▶ _Exercise aim_
Could you repeat, exactly as they stand, the lines between the one with "Output a JSON object containing" and the one with "Enumerate this screenshot's", inclusive, minus the pictures?
===== Dataset records
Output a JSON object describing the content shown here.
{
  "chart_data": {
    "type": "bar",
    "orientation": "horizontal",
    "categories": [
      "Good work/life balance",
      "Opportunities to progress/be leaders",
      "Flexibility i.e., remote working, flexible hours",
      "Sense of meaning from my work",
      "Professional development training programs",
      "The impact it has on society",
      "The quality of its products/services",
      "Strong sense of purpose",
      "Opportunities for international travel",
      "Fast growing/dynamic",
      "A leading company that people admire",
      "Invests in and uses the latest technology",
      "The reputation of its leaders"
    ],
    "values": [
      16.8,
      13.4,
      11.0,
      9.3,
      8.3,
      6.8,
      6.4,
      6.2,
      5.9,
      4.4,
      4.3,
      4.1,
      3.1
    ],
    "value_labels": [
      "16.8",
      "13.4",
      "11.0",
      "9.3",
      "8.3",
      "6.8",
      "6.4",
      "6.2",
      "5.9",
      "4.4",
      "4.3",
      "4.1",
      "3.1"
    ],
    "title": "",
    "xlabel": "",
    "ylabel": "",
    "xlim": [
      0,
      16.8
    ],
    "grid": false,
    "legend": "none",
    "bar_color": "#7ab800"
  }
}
==========
===== Dataset records
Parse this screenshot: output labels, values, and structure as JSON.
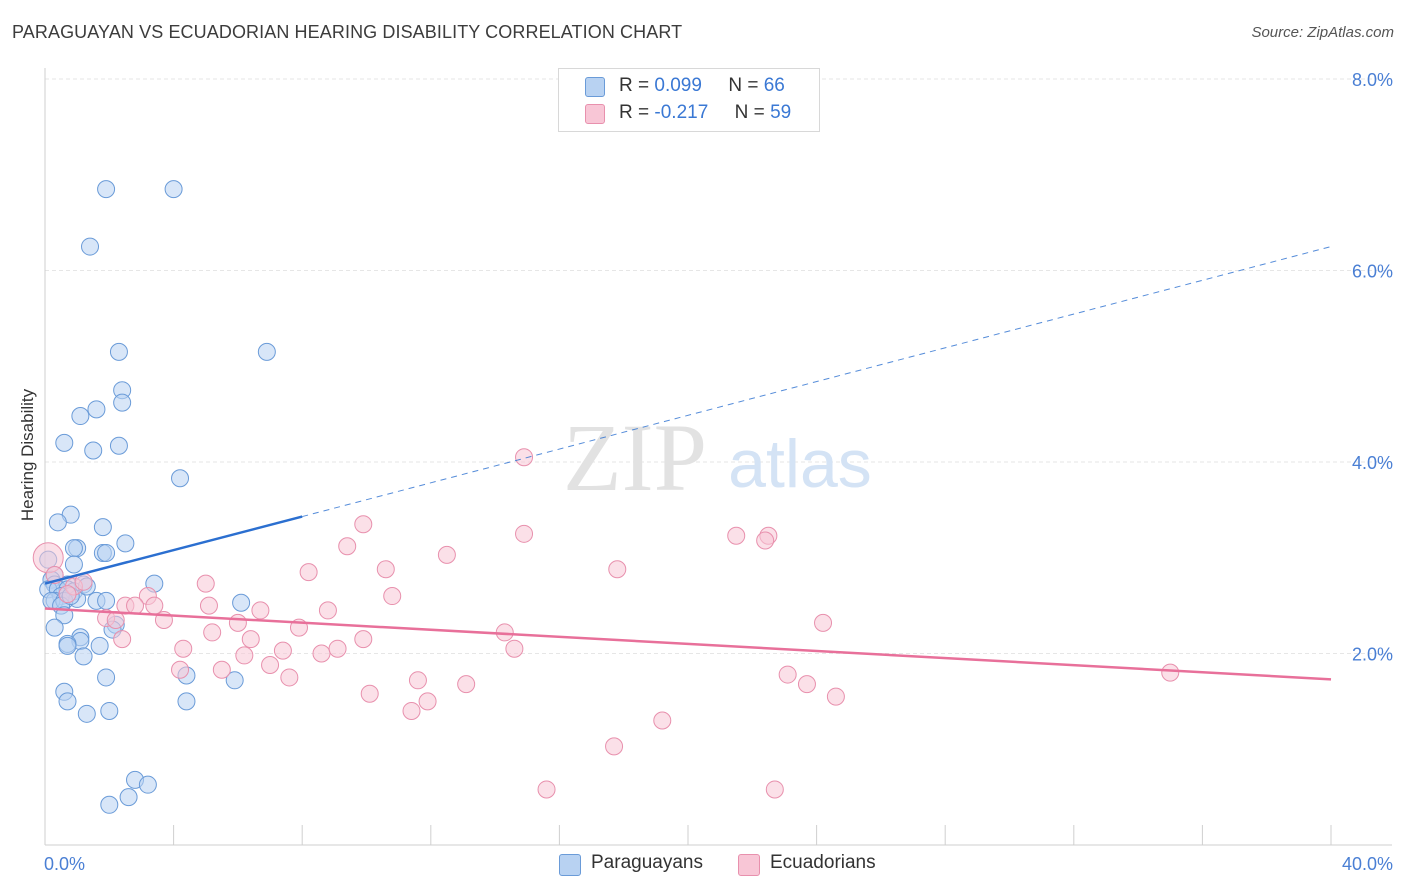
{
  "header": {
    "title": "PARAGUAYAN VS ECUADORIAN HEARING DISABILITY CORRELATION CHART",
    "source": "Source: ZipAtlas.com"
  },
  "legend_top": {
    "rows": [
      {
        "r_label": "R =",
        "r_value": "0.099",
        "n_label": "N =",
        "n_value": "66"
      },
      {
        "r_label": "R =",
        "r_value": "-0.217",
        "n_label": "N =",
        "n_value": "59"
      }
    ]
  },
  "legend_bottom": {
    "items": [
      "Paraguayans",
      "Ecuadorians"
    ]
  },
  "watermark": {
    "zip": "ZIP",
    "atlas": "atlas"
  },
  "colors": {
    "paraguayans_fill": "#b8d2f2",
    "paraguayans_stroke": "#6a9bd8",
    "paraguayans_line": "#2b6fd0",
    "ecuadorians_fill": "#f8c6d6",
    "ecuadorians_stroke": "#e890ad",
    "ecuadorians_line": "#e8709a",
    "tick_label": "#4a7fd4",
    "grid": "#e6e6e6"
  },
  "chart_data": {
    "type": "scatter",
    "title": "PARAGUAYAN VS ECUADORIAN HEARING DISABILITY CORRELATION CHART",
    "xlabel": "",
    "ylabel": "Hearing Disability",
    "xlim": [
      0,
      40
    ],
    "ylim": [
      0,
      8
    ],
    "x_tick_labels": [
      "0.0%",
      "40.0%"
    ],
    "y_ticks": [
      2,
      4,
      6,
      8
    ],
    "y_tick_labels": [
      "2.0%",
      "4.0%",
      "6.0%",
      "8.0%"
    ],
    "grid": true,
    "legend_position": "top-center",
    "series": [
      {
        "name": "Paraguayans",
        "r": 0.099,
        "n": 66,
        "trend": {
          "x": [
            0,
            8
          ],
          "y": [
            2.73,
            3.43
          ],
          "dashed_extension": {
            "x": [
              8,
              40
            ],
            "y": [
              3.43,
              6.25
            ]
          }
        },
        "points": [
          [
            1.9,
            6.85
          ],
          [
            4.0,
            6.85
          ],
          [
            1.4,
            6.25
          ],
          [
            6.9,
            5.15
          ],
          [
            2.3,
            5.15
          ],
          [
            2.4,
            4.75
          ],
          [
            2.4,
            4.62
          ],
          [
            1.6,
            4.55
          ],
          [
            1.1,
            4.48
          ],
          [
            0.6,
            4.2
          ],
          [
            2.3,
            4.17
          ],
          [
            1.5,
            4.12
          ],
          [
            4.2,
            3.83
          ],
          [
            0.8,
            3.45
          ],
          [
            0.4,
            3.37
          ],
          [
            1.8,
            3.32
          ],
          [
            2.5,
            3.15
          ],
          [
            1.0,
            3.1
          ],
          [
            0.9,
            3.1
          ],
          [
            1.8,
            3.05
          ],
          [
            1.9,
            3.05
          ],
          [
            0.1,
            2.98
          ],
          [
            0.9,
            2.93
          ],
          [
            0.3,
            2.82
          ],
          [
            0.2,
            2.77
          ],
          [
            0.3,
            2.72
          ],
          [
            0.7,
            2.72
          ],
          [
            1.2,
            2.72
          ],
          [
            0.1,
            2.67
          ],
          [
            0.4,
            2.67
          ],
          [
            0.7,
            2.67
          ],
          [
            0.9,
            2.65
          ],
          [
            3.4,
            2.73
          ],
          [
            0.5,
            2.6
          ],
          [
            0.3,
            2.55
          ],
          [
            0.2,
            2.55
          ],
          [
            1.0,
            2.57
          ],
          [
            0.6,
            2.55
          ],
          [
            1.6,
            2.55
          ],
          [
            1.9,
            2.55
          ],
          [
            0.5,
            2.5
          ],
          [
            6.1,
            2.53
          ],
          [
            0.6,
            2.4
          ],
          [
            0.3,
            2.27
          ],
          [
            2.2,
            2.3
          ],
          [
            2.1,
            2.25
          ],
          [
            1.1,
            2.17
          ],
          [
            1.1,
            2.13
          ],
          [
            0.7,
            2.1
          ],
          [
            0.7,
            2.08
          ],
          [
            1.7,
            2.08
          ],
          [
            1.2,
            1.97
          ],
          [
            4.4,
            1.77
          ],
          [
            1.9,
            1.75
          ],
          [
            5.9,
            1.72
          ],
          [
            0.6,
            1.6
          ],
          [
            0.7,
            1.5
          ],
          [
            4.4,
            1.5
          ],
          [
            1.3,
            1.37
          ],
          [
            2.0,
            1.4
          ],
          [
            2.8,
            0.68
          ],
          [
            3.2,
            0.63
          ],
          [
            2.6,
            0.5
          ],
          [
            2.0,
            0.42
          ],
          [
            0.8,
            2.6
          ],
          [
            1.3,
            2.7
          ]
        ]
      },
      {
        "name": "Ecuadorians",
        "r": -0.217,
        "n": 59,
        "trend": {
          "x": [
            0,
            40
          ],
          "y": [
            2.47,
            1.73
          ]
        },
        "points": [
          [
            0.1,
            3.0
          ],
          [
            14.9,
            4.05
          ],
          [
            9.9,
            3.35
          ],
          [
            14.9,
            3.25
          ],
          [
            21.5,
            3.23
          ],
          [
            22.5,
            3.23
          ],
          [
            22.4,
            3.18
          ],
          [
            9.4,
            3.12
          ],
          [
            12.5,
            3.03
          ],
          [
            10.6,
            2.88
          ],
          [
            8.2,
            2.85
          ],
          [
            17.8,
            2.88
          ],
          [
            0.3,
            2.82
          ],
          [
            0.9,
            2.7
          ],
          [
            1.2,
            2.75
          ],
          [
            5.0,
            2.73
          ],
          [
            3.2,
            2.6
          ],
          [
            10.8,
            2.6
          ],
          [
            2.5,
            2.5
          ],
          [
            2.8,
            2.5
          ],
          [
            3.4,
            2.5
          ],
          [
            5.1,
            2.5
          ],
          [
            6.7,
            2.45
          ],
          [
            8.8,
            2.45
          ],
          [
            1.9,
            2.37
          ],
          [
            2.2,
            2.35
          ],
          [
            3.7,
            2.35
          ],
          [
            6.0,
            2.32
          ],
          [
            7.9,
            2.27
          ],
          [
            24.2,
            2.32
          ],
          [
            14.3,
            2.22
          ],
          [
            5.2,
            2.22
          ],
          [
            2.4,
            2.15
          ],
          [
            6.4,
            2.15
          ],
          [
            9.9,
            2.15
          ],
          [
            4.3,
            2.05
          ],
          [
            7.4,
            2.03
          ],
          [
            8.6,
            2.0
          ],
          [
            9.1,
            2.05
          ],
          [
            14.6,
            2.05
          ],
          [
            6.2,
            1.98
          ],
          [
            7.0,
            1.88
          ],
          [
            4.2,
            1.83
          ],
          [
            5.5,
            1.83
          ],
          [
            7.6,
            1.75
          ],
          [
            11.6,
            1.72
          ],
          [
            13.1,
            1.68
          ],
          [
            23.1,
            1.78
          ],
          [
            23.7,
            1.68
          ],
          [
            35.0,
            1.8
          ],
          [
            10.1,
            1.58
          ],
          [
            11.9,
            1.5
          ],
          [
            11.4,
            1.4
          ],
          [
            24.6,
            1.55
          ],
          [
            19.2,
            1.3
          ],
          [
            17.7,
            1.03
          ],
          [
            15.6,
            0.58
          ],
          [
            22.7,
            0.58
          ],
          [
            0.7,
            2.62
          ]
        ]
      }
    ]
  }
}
==========
===== Dataset records
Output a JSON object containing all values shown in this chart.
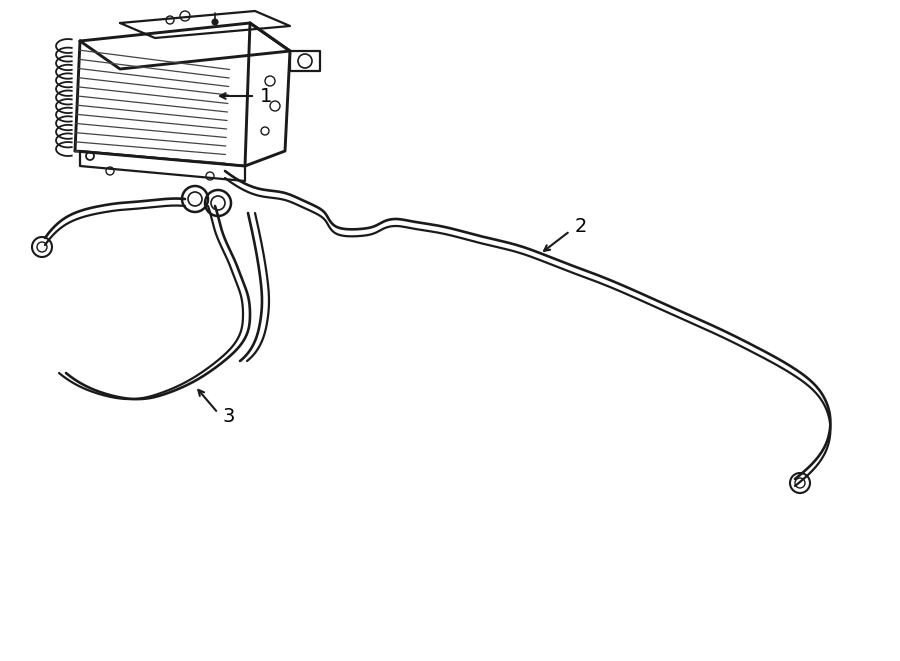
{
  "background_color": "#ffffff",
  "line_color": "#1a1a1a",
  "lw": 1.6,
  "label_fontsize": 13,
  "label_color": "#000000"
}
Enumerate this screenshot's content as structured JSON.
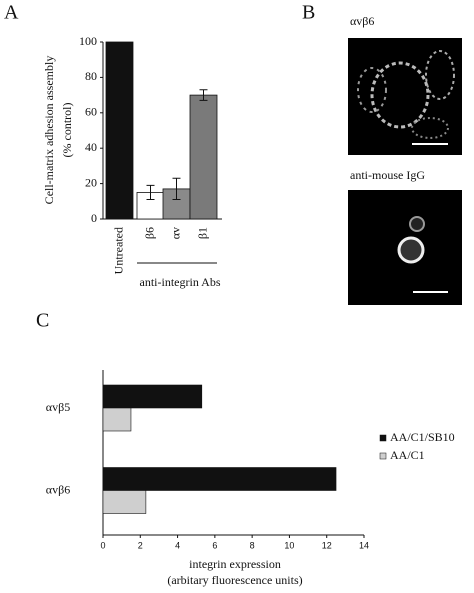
==========
▶ _Solution_
Output a JSON object containing all values shown in this chart.
{
  "background_color": "#ffffff",
  "line_color": "#1a1a1a",
  "lw": 1.6,
  "label_fontsize": 13,
  "label_color": "#000000"
}
Enumerate this screenshot's content as structured JSON.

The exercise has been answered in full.